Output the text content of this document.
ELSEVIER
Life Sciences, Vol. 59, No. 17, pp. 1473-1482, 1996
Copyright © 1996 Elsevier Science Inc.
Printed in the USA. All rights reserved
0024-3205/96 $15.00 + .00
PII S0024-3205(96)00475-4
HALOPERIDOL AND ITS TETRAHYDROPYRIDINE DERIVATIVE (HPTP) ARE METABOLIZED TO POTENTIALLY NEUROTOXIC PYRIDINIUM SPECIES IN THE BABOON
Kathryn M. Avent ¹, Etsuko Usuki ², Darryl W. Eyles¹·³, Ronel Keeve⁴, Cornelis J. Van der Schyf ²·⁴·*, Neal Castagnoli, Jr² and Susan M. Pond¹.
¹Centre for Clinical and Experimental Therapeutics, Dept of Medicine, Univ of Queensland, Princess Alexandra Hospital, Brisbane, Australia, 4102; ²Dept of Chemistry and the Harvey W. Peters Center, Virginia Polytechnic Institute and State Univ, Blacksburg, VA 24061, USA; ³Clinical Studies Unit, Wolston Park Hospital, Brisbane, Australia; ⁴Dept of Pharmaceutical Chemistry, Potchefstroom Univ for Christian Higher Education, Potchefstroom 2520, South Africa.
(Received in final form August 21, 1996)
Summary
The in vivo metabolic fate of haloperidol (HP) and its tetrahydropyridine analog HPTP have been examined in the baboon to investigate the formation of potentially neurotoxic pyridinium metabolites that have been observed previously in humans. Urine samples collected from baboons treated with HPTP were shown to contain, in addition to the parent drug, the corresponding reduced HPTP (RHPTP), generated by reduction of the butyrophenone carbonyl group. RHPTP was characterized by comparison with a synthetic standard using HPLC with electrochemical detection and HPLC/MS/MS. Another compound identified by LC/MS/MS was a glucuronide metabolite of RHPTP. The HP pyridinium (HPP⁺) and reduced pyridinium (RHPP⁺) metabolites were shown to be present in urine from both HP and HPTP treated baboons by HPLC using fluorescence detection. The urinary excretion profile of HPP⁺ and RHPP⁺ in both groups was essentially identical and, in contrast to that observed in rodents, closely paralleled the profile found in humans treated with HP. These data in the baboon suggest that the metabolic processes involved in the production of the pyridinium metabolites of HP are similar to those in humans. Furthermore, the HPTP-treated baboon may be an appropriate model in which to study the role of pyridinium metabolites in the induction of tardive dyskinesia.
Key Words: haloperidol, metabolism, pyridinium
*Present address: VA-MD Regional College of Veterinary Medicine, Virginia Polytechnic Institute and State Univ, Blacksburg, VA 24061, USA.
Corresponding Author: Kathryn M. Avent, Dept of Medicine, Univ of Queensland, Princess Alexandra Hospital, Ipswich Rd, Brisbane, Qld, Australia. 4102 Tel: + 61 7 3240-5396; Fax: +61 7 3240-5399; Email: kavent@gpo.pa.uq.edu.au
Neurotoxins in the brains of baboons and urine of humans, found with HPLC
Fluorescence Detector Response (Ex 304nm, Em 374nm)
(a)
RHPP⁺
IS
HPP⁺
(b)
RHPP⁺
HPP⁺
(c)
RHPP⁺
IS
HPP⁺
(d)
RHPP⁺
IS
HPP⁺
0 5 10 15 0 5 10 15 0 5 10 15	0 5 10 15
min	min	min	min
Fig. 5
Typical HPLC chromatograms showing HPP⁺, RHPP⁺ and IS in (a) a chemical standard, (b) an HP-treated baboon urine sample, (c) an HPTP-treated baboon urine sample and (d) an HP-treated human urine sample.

_ _ _

**Task to carry out**
Spot every line in the entries that includes the word "State", and copy each one out.

**Solved problem**
¹Centre for Clinical and Experimental Therapeutics, Dept of Medicine, Univ of Queensland, Princess Alexandra Hospital, Brisbane, Australia, 4102; ²Dept of Chemistry and the Harvey W. Peters Center, Virginia Polytechnic Institute and State Univ, Blacksburg, VA 24061, USA; ³Clinical Studies Unit, Wolston Park Hospital, Brisbane, Australia; ⁴Dept of Pharmaceutical Chemistry, Potchefstroom Univ for Christian Higher Education, Potchefstroom 2520, South Africa.
*Present address: VA-MD Regional College of Veterinary Medicine, Virginia Polytechnic Institute and State Univ, Blacksburg, VA 24061, USA.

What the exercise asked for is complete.